(Rows from a dataset)
|---|

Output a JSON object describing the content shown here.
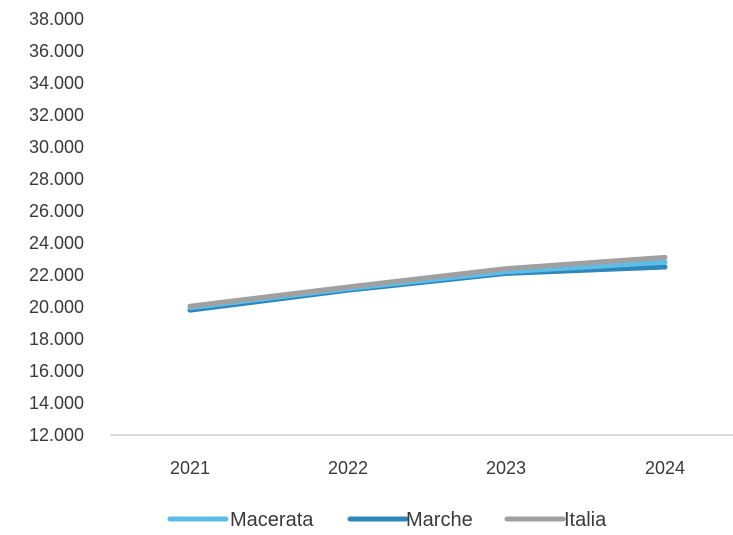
{
  "chart_data": {
    "type": "line",
    "title": "",
    "xlabel": "",
    "ylabel": "",
    "x": [
      "2021",
      "2022",
      "2023",
      "2024"
    ],
    "ylim": [
      12000,
      38000
    ],
    "y_step": 2000,
    "y_tick_labels": [
      "12.000",
      "14.000",
      "16.000",
      "18.000",
      "20.000",
      "22.000",
      "24.000",
      "26.000",
      "28.000",
      "30.000",
      "32.000",
      "34.000",
      "36.000",
      "38.000"
    ],
    "grid": false,
    "legend_position": "bottom",
    "series": [
      {
        "name": "Macerata",
        "color": "#5bbde8",
        "values": [
          19950,
          21150,
          22200,
          22800
        ]
      },
      {
        "name": "Marche",
        "color": "#2f86b8",
        "values": [
          19800,
          21050,
          22100,
          22500
        ]
      },
      {
        "name": "Italia",
        "color": "#a0a0a0",
        "values": [
          20050,
          21250,
          22400,
          23100
        ]
      }
    ]
  }
}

|---|

▶ **Job**: The word "color" may appear on some lines of these records; state how many such lines there are, and nothing else.

▶ **Problem solution**: 3